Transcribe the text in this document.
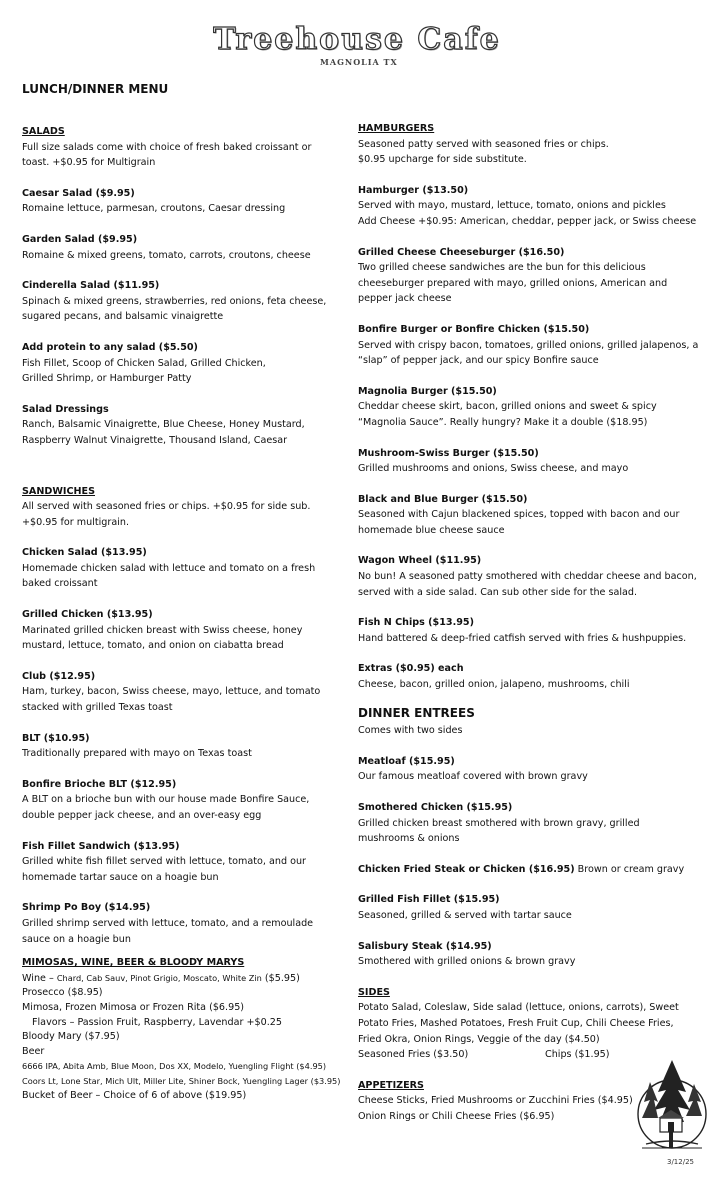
Treehouse Cafe
MAGNOLIA TX
LUNCH/DINNER MENU
SALADS
Full size salads come with choice of fresh baked croissant or
toast. +$0.95 for Multigrain
Caesar Salad ($9.95)
Romaine lettuce, parmesan, croutons, Caesar dressing
Garden Salad ($9.95)
Romaine & mixed greens, tomato, carrots, croutons, cheese
Cinderella Salad ($11.95)
Spinach & mixed greens, strawberries, red onions, feta cheese,
sugared pecans, and balsamic vinaigrette
Add protein to any salad ($5.50)
Fish Fillet, Scoop of Chicken Salad, Grilled Chicken,
Grilled Shrimp, or Hamburger Patty
Salad Dressings
Ranch, Balsamic Vinaigrette, Blue Cheese, Honey Mustard,
Raspberry Walnut Vinaigrette, Thousand Island, Caesar
SANDWICHES
All served with seasoned fries or chips. +$0.95 for side sub.
+$0.95 for multigrain.
Chicken Salad ($13.95)
Homemade chicken salad with lettuce and tomato on a fresh
baked croissant
Grilled Chicken ($13.95)
Marinated grilled chicken breast with Swiss cheese, honey
mustard, lettuce, tomato, and onion on ciabatta bread
Club ($12.95)
Ham, turkey, bacon, Swiss cheese, mayo, lettuce, and tomato
stacked with grilled Texas toast
BLT ($10.95)
Traditionally prepared with mayo on Texas toast
Bonfire Brioche BLT ($12.95)
A BLT on a brioche bun with our house made Bonfire Sauce,
double pepper jack cheese, and an over-easy egg
Fish Fillet Sandwich ($13.95)
Grilled white fish fillet served with lettuce, tomato, and our
homemade tartar sauce on a hoagie bun
Shrimp Po Boy ($14.95)
Grilled shrimp served with lettuce, tomato, and a remoulade
sauce on a hoagie bun
MIMOSAS, WINE, BEER & BLOODY MARYS
Wine – Chard, Cab Sauv, Pinot Grigio, Moscato, White Zin ($5.95)
Prosecco ($8.95)
Mimosa, Frozen Mimosa or Frozen Rita ($6.95)
Flavors – Passion Fruit, Raspberry, Lavendar +$0.25
Bloody Mary ($7.95)
Beer
6666 IPA, Abita Amb, Blue Moon, Dos XX, Modelo, Yuengling Flight ($4.95)
Coors Lt, Lone Star, Mich Ult, Miller Lite, Shiner Bock, Yuengling Lager ($3.95)
Bucket of Beer – Choice of 6 of above ($19.95)
HAMBURGERS
Seasoned patty served with seasoned fries or chips.
$0.95 upcharge for side substitute.
Hamburger ($13.50)
Served with mayo, mustard, lettuce, tomato, onions and pickles
Add Cheese +$0.95: American, cheddar, pepper jack, or Swiss cheese
Grilled Cheese Cheeseburger ($16.50)
Two grilled cheese sandwiches are the bun for this delicious
cheeseburger prepared with mayo, grilled onions, American and
pepper jack cheese
Bonfire Burger or Bonfire Chicken ($15.50)
Served with crispy bacon, tomatoes, grilled onions, grilled jalapenos, a
“slap” of pepper jack, and our spicy Bonfire sauce
Magnolia Burger ($15.50)
Cheddar cheese skirt, bacon, grilled onions and sweet & spicy
“Magnolia Sauce”. Really hungry? Make it a double ($18.95)
Mushroom-Swiss Burger ($15.50)
Grilled mushrooms and onions, Swiss cheese, and mayo
Black and Blue Burger ($15.50)
Seasoned with Cajun blackened spices, topped with bacon and our
homemade blue cheese sauce
Wagon Wheel ($11.95)
No bun! A seasoned patty smothered with cheddar cheese and bacon,
served with a side salad. Can sub other side for the salad.
Fish N Chips ($13.95)
Hand battered & deep-fried catfish served with fries & hushpuppies.
Extras ($0.95) each
Cheese, bacon, grilled onion, jalapeno, mushrooms, chili
DINNER ENTREES
Comes with two sides
Meatloaf ($15.95)
Our famous meatloaf covered with brown gravy
Smothered Chicken ($15.95)
Grilled chicken breast smothered with brown gravy, grilled
mushrooms & onions
Chicken Fried Steak or Chicken ($16.95) Brown or cream gravy
Grilled Fish Fillet ($15.95)
Seasoned, grilled & served with tartar sauce
Salisbury Steak ($14.95)
Smothered with grilled onions & brown gravy
SIDES
Potato Salad, Coleslaw, Side salad (lettuce, onions, carrots), Sweet
Potato Fries, Mashed Potatoes, Fresh Fruit Cup, Chili Cheese Fries,
Fried Okra, Onion Rings, Veggie of the day ($4.50)
Seasoned Fries ($3.50)	Chips ($1.95)
APPETIZERS
Cheese Sticks, Fried Mushrooms or Zucchini Fries ($4.95)
Onion Rings or Chili Cheese Fries ($6.95)
3/12/25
^^^^^^^^^^^^^^^^
What this task involves >>
Give back the data exactly. Skip any images.

Finished exercise >>
Transcribe the text in this document.
Treehouse Cafe
MAGNOLIA TX
LUNCH/DINNER MENU
SALADS
Full size salads come with choice of fresh baked croissant or
toast. +$0.95 for Multigrain
Caesar Salad ($9.95)
Romaine lettuce, parmesan, croutons, Caesar dressing
Garden Salad ($9.95)
Romaine & mixed greens, tomato, carrots, croutons, cheese
Cinderella Salad ($11.95)
Spinach & mixed greens, strawberries, red onions, feta cheese,
sugared pecans, and balsamic vinaigrette
Add protein to any salad ($5.50)
Fish Fillet, Scoop of Chicken Salad, Grilled Chicken,
Grilled Shrimp, or Hamburger Patty
Salad Dressings
Ranch, Balsamic Vinaigrette, Blue Cheese, Honey Mustard,
Raspberry Walnut Vinaigrette, Thousand Island, Caesar
SANDWICHES
All served with seasoned fries or chips. +$0.95 for side sub.
+$0.95 for multigrain.
Chicken Salad ($13.95)
Homemade chicken salad with lettuce and tomato on a fresh
baked croissant
Grilled Chicken ($13.95)
Marinated grilled chicken breast with Swiss cheese, honey
mustard, lettuce, tomato, and onion on ciabatta bread
Club ($12.95)
Ham, turkey, bacon, Swiss cheese, mayo, lettuce, and tomato
stacked with grilled Texas toast
BLT ($10.95)
Traditionally prepared with mayo on Texas toast
Bonfire Brioche BLT ($12.95)
A BLT on a brioche bun with our house made Bonfire Sauce,
double pepper jack cheese, and an over-easy egg
Fish Fillet Sandwich ($13.95)
Grilled white fish fillet served with lettuce, tomato, and our
homemade tartar sauce on a hoagie bun
Shrimp Po Boy ($14.95)
Grilled shrimp served with lettuce, tomato, and a remoulade
sauce on a hoagie bun
MIMOSAS, WINE, BEER & BLOODY MARYS
Wine – Chard, Cab Sauv, Pinot Grigio, Moscato, White Zin ($5.95)
Prosecco ($8.95)
Mimosa, Frozen Mimosa or Frozen Rita ($6.95)
Flavors – Passion Fruit, Raspberry, Lavendar +$0.25
Bloody Mary ($7.95)
Beer
6666 IPA, Abita Amb, Blue Moon, Dos XX, Modelo, Yuengling Flight ($4.95)
Coors Lt, Lone Star, Mich Ult, Miller Lite, Shiner Bock, Yuengling Lager ($3.95)
Bucket of Beer – Choice of 6 of above ($19.95)
HAMBURGERS
Seasoned patty served with seasoned fries or chips.
$0.95 upcharge for side substitute.
Hamburger ($13.50)
Served with mayo, mustard, lettuce, tomato, onions and pickles
Add Cheese +$0.95: American, cheddar, pepper jack, or Swiss cheese
Grilled Cheese Cheeseburger ($16.50)
Two grilled cheese sandwiches are the bun for this delicious
cheeseburger prepared with mayo, grilled onions, American and
pepper jack cheese
Bonfire Burger or Bonfire Chicken ($15.50)
Served with crispy bacon, tomatoes, grilled onions, grilled jalapenos, a
“slap” of pepper jack, and our spicy Bonfire sauce
Magnolia Burger ($15.50)
Cheddar cheese skirt, bacon, grilled onions and sweet & spicy
“Magnolia Sauce”. Really hungry? Make it a double ($18.95)
Mushroom-Swiss Burger ($15.50)
Grilled mushrooms and onions, Swiss cheese, and mayo
Black and Blue Burger ($15.50)
Seasoned with Cajun blackened spices, topped with bacon and our
homemade blue cheese sauce
Wagon Wheel ($11.95)
No bun! A seasoned patty smothered with cheddar cheese and bacon,
served with a side salad. Can sub other side for the salad.
Fish N Chips ($13.95)
Hand battered & deep-fried catfish served with fries & hushpuppies.
Extras ($0.95) each
Cheese, bacon, grilled onion, jalapeno, mushrooms, chili
DINNER ENTREES
Comes with two sides
Meatloaf ($15.95)
Our famous meatloaf covered with brown gravy
Smothered Chicken ($15.95)
Grilled chicken breast smothered with brown gravy, grilled
mushrooms & onions
Chicken Fried Steak or Chicken ($16.95) Brown or cream gravy
Grilled Fish Fillet ($15.95)
Seasoned, grilled & served with tartar sauce
Salisbury Steak ($14.95)
Smothered with grilled onions & brown gravy
SIDES
Potato Salad, Coleslaw, Side salad (lettuce, onions, carrots), Sweet
Potato Fries, Mashed Potatoes, Fresh Fruit Cup, Chili Cheese Fries,
Fried Okra, Onion Rings, Veggie of the day ($4.50)
Seasoned Fries ($3.50)	Chips ($1.95)
APPETIZERS
Cheese Sticks, Fried Mushrooms or Zucchini Fries ($4.95)
Onion Rings or Chili Cheese Fries ($6.95)
3/12/25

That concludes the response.